:: Exercise materials

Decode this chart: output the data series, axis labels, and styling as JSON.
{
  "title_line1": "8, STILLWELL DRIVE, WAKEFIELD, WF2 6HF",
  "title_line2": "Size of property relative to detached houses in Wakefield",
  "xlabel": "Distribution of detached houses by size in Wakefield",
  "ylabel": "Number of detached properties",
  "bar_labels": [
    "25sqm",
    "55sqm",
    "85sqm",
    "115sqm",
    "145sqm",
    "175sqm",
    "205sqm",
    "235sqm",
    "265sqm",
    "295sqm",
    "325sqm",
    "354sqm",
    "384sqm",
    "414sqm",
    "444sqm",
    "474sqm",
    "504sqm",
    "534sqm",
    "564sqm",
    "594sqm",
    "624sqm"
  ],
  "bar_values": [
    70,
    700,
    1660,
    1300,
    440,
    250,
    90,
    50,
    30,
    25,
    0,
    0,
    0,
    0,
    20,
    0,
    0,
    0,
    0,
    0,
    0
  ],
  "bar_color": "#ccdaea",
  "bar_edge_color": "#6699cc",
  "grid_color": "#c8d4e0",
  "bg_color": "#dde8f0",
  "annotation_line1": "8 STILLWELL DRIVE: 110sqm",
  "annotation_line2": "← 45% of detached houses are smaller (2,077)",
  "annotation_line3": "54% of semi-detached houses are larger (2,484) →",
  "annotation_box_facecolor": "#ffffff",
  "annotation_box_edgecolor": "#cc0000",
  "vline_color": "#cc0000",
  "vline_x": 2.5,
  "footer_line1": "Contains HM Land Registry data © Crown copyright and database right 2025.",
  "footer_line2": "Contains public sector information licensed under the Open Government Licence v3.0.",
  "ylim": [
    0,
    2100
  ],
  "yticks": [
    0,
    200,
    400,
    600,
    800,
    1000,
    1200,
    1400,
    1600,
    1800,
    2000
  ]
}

::::

Given exercise
Return all the data above once more, precisely as given.

Correct answer
Decode this chart: output the data series, axis labels, and styling as JSON.
{
  "title_line1": "8, STILLWELL DRIVE, WAKEFIELD, WF2 6HF",
  "title_line2": "Size of property relative to detached houses in Wakefield",
  "xlabel": "Distribution of detached houses by size in Wakefield",
  "ylabel": "Number of detached properties",
  "bar_labels": [
    "25sqm",
    "55sqm",
    "85sqm",
    "115sqm",
    "145sqm",
    "175sqm",
    "205sqm",
    "235sqm",
    "265sqm",
    "295sqm",
    "325sqm",
    "354sqm",
    "384sqm",
    "414sqm",
    "444sqm",
    "474sqm",
    "504sqm",
    "534sqm",
    "564sqm",
    "594sqm",
    "624sqm"
  ],
  "bar_values": [
    70,
    700,
    1660,
    1300,
    440,
    250,
    90,
    50,
    30,
    25,
    0,
    0,
    0,
    0,
    20,
    0,
    0,
    0,
    0,
    0,
    0
  ],
  "bar_color": "#ccdaea",
  "bar_edge_color": "#6699cc",
  "grid_color": "#c8d4e0",
  "bg_color": "#dde8f0",
  "annotation_line1": "8 STILLWELL DRIVE: 110sqm",
  "annotation_line2": "← 45% of detached houses are smaller (2,077)",
  "annotation_line3": "54% of semi-detached houses are larger (2,484) →",
  "annotation_box_facecolor": "#ffffff",
  "annotation_box_edgecolor": "#cc0000",
  "vline_color": "#cc0000",
  "vline_x": 2.5,
  "footer_line1": "Contains HM Land Registry data © Crown copyright and database right 2025.",
  "footer_line2": "Contains public sector information licensed under the Open Government Licence v3.0.",
  "ylim": [
    0,
    2100
  ],
  "yticks": [
    0,
    200,
    400,
    600,
    800,
    1000,
    1200,
    1400,
    1600,
    1800,
    2000
  ]
}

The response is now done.